======== Data provided

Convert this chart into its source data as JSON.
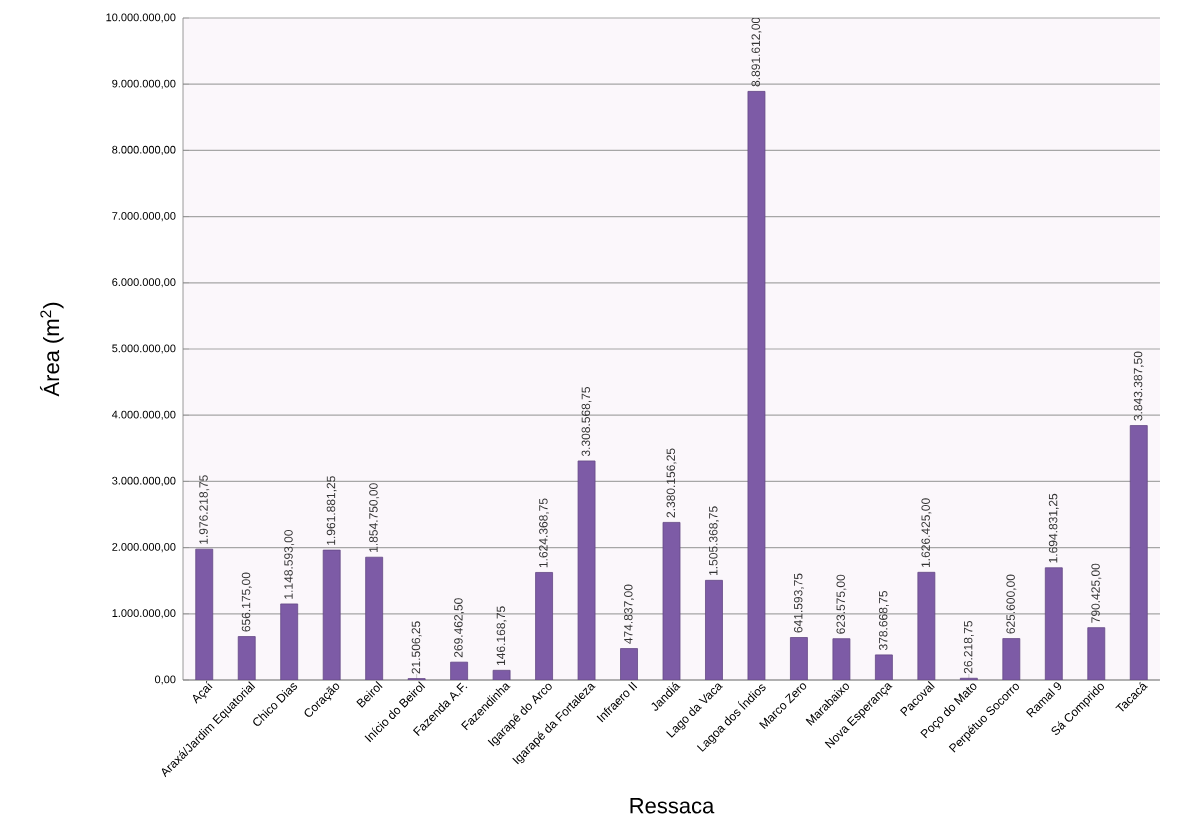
{
  "chart_data": {
    "type": "bar",
    "xlabel": "Ressaca",
    "ylabel": "Área (m$^{2}$)",
    "categories": [
      "Açaí",
      "Araxá/Jardim Equatorial",
      "Chico Dias",
      "Coração",
      "Beirol",
      "Início do Beirol",
      "Fazenda A.F.",
      "Fazendinha",
      "Igarapé do Arco",
      "Igarapé da Fortaleza",
      "Infraero II",
      "Jandiá",
      "Lago da Vaca",
      "Lagoa dos Índios",
      "Marco Zero",
      "Marabaixo",
      "Nova Esperança",
      "Pacoval",
      "Poço do Mato",
      "Perpétuo Socorro",
      "Ramal 9",
      "Sá Comprido",
      "Tacacá"
    ],
    "values": [
      1976218.75,
      656175.0,
      1148593.0,
      1961881.25,
      1854750.0,
      21506.25,
      269462.5,
      146168.75,
      1624368.75,
      3308568.75,
      474837.0,
      2380156.25,
      1505368.75,
      8891612.0,
      641593.75,
      623575.0,
      378668.75,
      1626425.0,
      26218.75,
      625600.0,
      1694831.25,
      790425.0,
      3843387.5
    ],
    "value_labels": [
      "1.976.218,75",
      "656.175,00",
      "1.148.593,00",
      "1.961.881,25",
      "1.854.750,00",
      "21.506,25",
      "269.462,50",
      "146.168,75",
      "1.624.368,75",
      "3.308.568,75",
      "474.837,00",
      "2.380.156,25",
      "1.505.368,75",
      "8.891.612,00",
      "641.593,75",
      "623.575,00",
      "378.668,75",
      "1.626.425,00",
      "26.218,75",
      "625.600,00",
      "1.694.831,25",
      "790.425,00",
      "3.843.387,50"
    ],
    "color": "#7d5ba6",
    "ylim": [
      0,
      10000000
    ],
    "yticks": [
      {
        "value": 0,
        "label": "0,00"
      },
      {
        "value": 1000000,
        "label": "1.000.000,00"
      },
      {
        "value": 2000000,
        "label": "2.000.000,00"
      },
      {
        "value": 3000000,
        "label": "3.000.000,00"
      },
      {
        "value": 4000000,
        "label": "4.000.000,00"
      },
      {
        "value": 5000000,
        "label": "5.000.000,00"
      },
      {
        "value": 6000000,
        "label": "6.000.000,00"
      },
      {
        "value": 7000000,
        "label": "7.000.000,00"
      },
      {
        "value": 8000000,
        "label": "8.000.000,00"
      },
      {
        "value": 9000000,
        "label": "9.000.000,00"
      },
      {
        "value": 10000000,
        "label": "10.000.000,00"
      }
    ],
    "grid": "y"
  }
}
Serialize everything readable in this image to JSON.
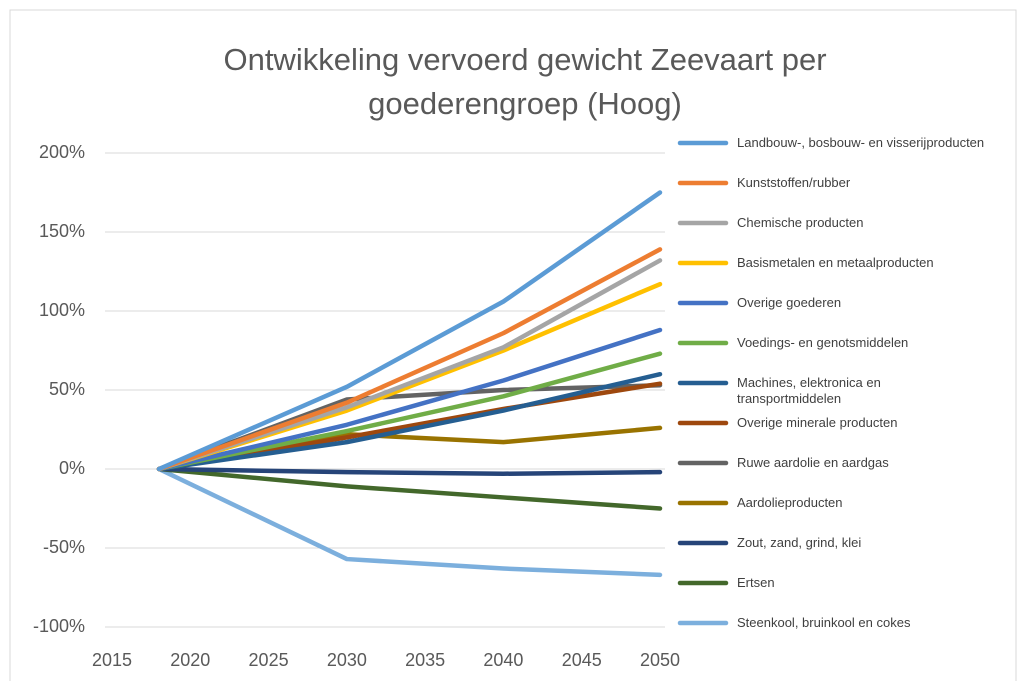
{
  "chart_data": {
    "type": "line",
    "title": "Ontwikkeling vervoerd gewicht Zeevaart per goederengroep (Hoog)",
    "x": [
      2018,
      2030,
      2040,
      2050
    ],
    "xlim": [
      2015,
      2050
    ],
    "xticks": [
      2015,
      2020,
      2025,
      2030,
      2035,
      2040,
      2045,
      2050
    ],
    "ylim": [
      -100,
      200
    ],
    "yticks": [
      {
        "value": -100,
        "label": "-100%"
      },
      {
        "value": -50,
        "label": "-50%"
      },
      {
        "value": 0,
        "label": "0%"
      },
      {
        "value": 50,
        "label": "50%"
      },
      {
        "value": 100,
        "label": "100%"
      },
      {
        "value": 150,
        "label": "150%"
      },
      {
        "value": 200,
        "label": "200%"
      }
    ],
    "grid": true,
    "legend": "right",
    "series": [
      {
        "name": "Landbouw-, bosbouw- en visserijproducten",
        "color": "#5b9bd5",
        "values": [
          0,
          52,
          106,
          175
        ]
      },
      {
        "name": "Kunststoffen/rubber",
        "color": "#ed7d31",
        "values": [
          0,
          42,
          86,
          139
        ]
      },
      {
        "name": "Chemische producten",
        "color": "#a5a5a5",
        "values": [
          0,
          39,
          77,
          132
        ]
      },
      {
        "name": "Basismetalen en metaalproducten",
        "color": "#ffc000",
        "values": [
          0,
          37,
          75,
          117
        ]
      },
      {
        "name": "Overige goederen",
        "color": "#4472c4",
        "values": [
          0,
          28,
          56,
          88
        ]
      },
      {
        "name": "Voedings- en genotsmiddelen",
        "color": "#70ad47",
        "values": [
          0,
          24,
          46,
          73
        ]
      },
      {
        "name": "Machines, elektronica en transportmiddelen",
        "color": "#255e91",
        "values": [
          0,
          17,
          37,
          60
        ]
      },
      {
        "name": "Overige minerale producten",
        "color": "#9e480e",
        "values": [
          0,
          20,
          38,
          54
        ]
      },
      {
        "name": "Ruwe aardolie en aardgas",
        "color": "#636363",
        "values": [
          0,
          44,
          50,
          53
        ]
      },
      {
        "name": "Aardolieproducten",
        "color": "#997300",
        "values": [
          0,
          22,
          17,
          26
        ]
      },
      {
        "name": "Zout, zand, grind, klei",
        "color": "#264478",
        "values": [
          0,
          -2,
          -3,
          -2
        ]
      },
      {
        "name": "Ertsen",
        "color": "#43682b",
        "values": [
          0,
          -11,
          -18,
          -25
        ]
      },
      {
        "name": "Steenkool, bruinkool en cokes",
        "color": "#7cafdd",
        "values": [
          0,
          -57,
          -63,
          -67
        ]
      }
    ]
  }
}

================

▶ [What is needed]
Among the entries above, identify all lines with "Igarapé" and copy them.

▶ [Answer to the problem]
      "Igarapé do Arco",
      "Igarapé da Fortaleza",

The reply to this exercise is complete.